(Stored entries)
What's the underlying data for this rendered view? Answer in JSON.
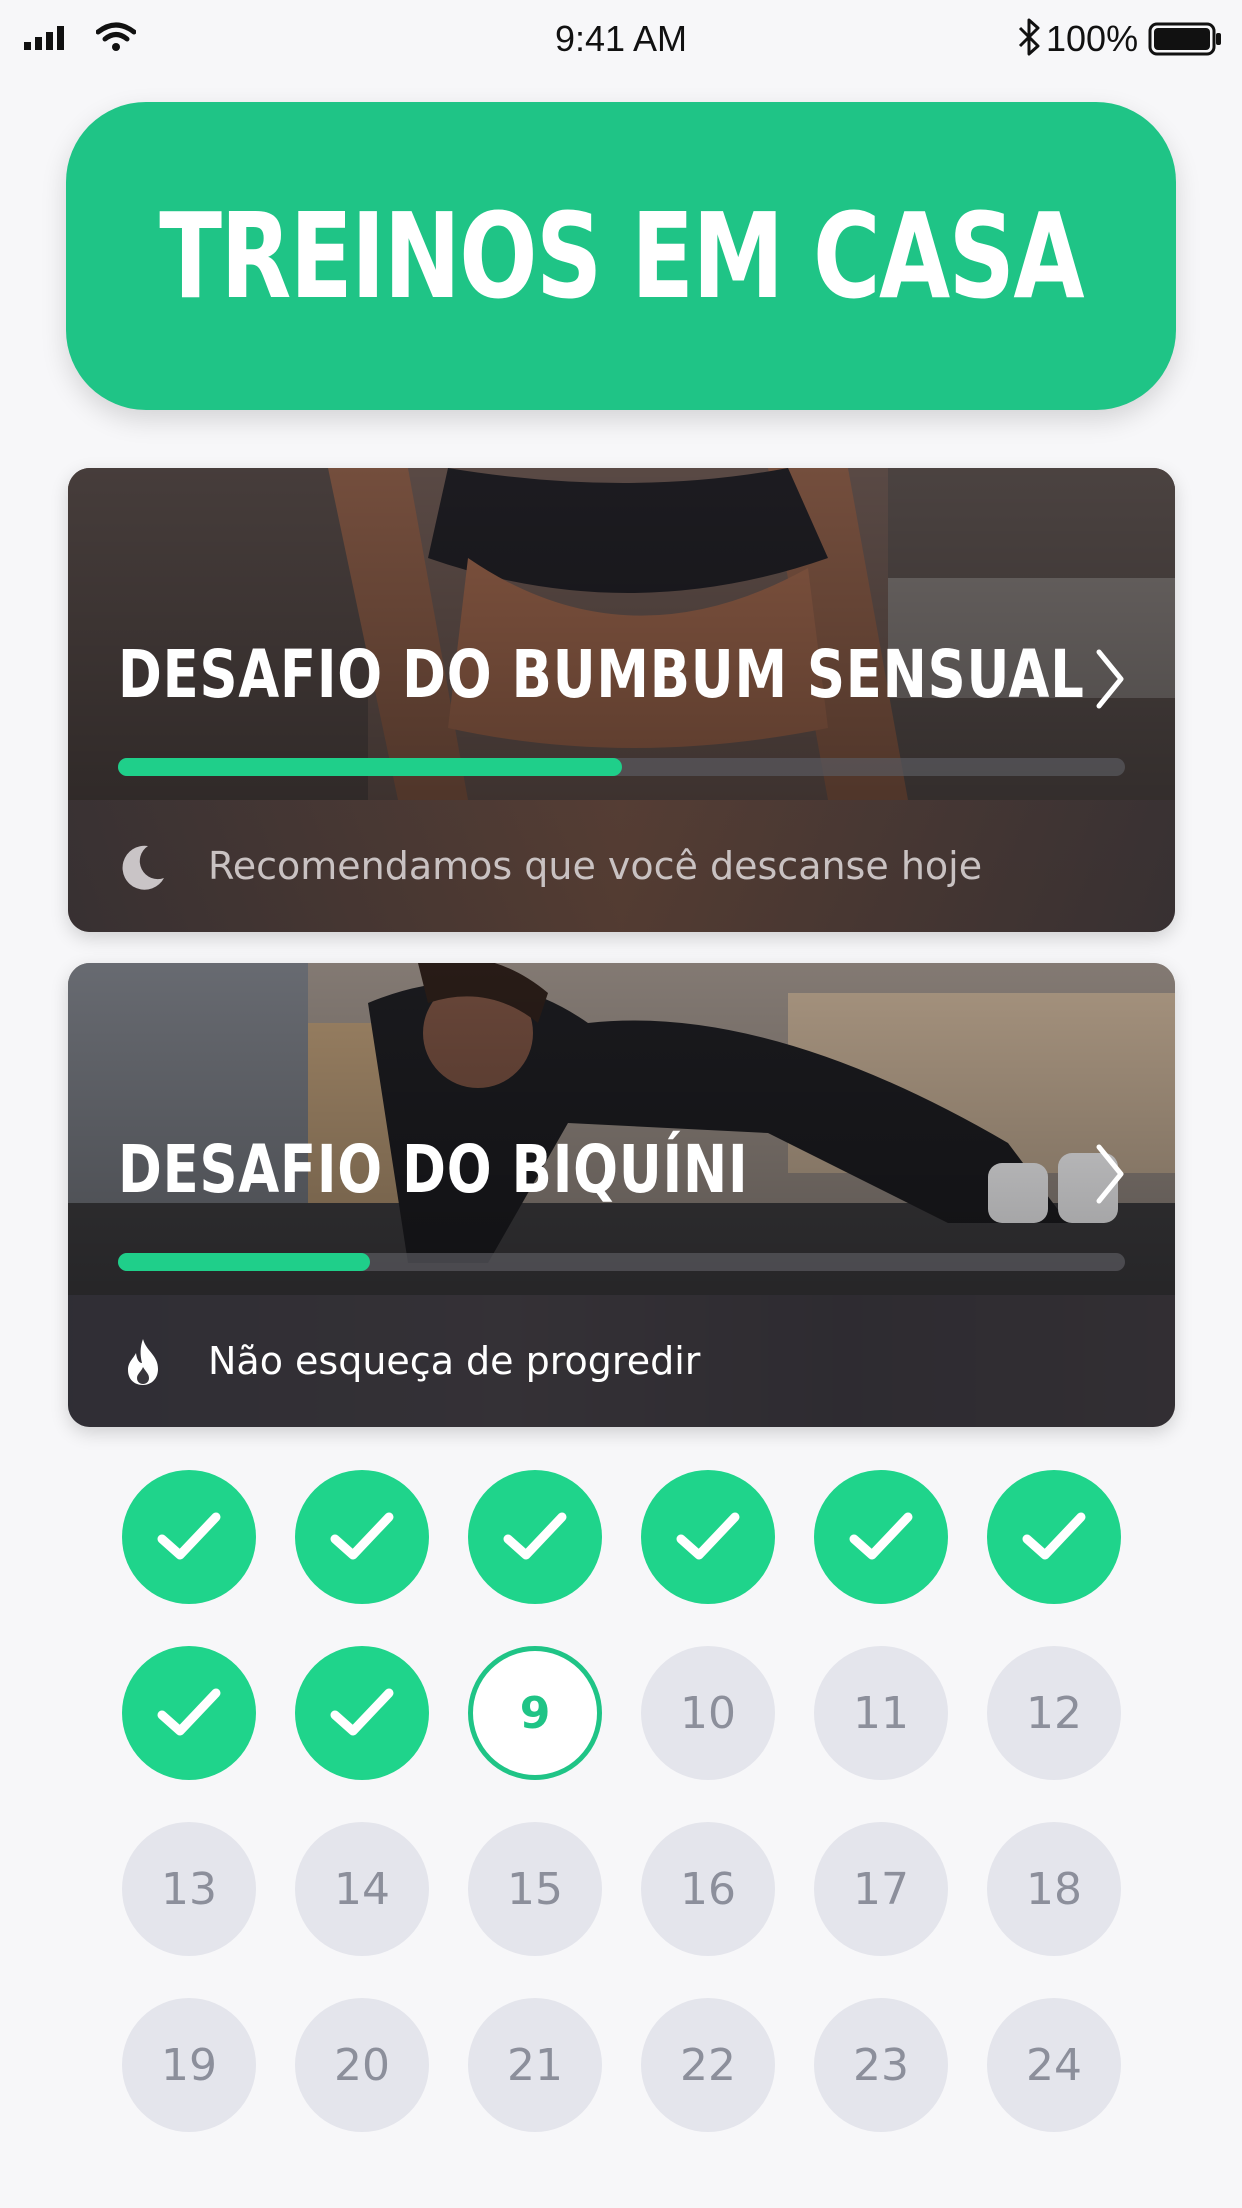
{
  "status_bar": {
    "time": "9:41 AM",
    "battery": "100%",
    "icons": [
      "signal-icon",
      "wifi-icon",
      "bluetooth-icon",
      "battery-icon"
    ]
  },
  "header": {
    "title": "TREINOS EM CASA"
  },
  "colors": {
    "accent": "#1fc486",
    "day_done": "#1fd48b",
    "day_pending": "#e4e5ec"
  },
  "cards": [
    {
      "title": "DESAFIO DO BUMBUM SENSUAL",
      "progress": 0.5,
      "footer_icon": "moon-icon",
      "footer_text": "Recomendamos que você descanse hoje"
    },
    {
      "title": "DESAFIO DO BIQUÍNI",
      "progress": 0.25,
      "footer_icon": "flame-icon",
      "footer_text": "Não esqueça de progredir"
    }
  ],
  "days": [
    {
      "label": "1",
      "state": "done"
    },
    {
      "label": "2",
      "state": "done"
    },
    {
      "label": "3",
      "state": "done"
    },
    {
      "label": "4",
      "state": "done"
    },
    {
      "label": "5",
      "state": "done"
    },
    {
      "label": "6",
      "state": "done"
    },
    {
      "label": "7",
      "state": "done"
    },
    {
      "label": "8",
      "state": "done"
    },
    {
      "label": "9",
      "state": "current"
    },
    {
      "label": "10",
      "state": "pending"
    },
    {
      "label": "11",
      "state": "pending"
    },
    {
      "label": "12",
      "state": "pending"
    },
    {
      "label": "13",
      "state": "pending"
    },
    {
      "label": "14",
      "state": "pending"
    },
    {
      "label": "15",
      "state": "pending"
    },
    {
      "label": "16",
      "state": "pending"
    },
    {
      "label": "17",
      "state": "pending"
    },
    {
      "label": "18",
      "state": "pending"
    },
    {
      "label": "19",
      "state": "pending"
    },
    {
      "label": "20",
      "state": "pending"
    },
    {
      "label": "21",
      "state": "pending"
    },
    {
      "label": "22",
      "state": "pending"
    },
    {
      "label": "23",
      "state": "pending"
    },
    {
      "label": "24",
      "state": "pending"
    }
  ]
}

STATED GOAL: Pictures are not part of the copy; reproduce everything else in the records exactly.

EXERCISE RESULT:
What's the underlying data for this rendered view? Answer in JSON.
{
  "status_bar": {
    "time": "9:41 AM",
    "battery": "100%",
    "icons": [
      "signal-icon",
      "wifi-icon",
      "bluetooth-icon",
      "battery-icon"
    ]
  },
  "header": {
    "title": "TREINOS EM CASA"
  },
  "colors": {
    "accent": "#1fc486",
    "day_done": "#1fd48b",
    "day_pending": "#e4e5ec"
  },
  "cards": [
    {
      "title": "DESAFIO DO BUMBUM SENSUAL",
      "progress": 0.5,
      "footer_icon": "moon-icon",
      "footer_text": "Recomendamos que você descanse hoje"
    },
    {
      "title": "DESAFIO DO BIQUÍNI",
      "progress": 0.25,
      "footer_icon": "flame-icon",
      "footer_text": "Não esqueça de progredir"
    }
  ],
  "days": [
    {
      "label": "1",
      "state": "done"
    },
    {
      "label": "2",
      "state": "done"
    },
    {
      "label": "3",
      "state": "done"
    },
    {
      "label": "4",
      "state": "done"
    },
    {
      "label": "5",
      "state": "done"
    },
    {
      "label": "6",
      "state": "done"
    },
    {
      "label": "7",
      "state": "done"
    },
    {
      "label": "8",
      "state": "done"
    },
    {
      "label": "9",
      "state": "current"
    },
    {
      "label": "10",
      "state": "pending"
    },
    {
      "label": "11",
      "state": "pending"
    },
    {
      "label": "12",
      "state": "pending"
    },
    {
      "label": "13",
      "state": "pending"
    },
    {
      "label": "14",
      "state": "pending"
    },
    {
      "label": "15",
      "state": "pending"
    },
    {
      "label": "16",
      "state": "pending"
    },
    {
      "label": "17",
      "state": "pending"
    },
    {
      "label": "18",
      "state": "pending"
    },
    {
      "label": "19",
      "state": "pending"
    },
    {
      "label": "20",
      "state": "pending"
    },
    {
      "label": "21",
      "state": "pending"
    },
    {
      "label": "22",
      "state": "pending"
    },
    {
      "label": "23",
      "state": "pending"
    },
    {
      "label": "24",
      "state": "pending"
    }
  ]
}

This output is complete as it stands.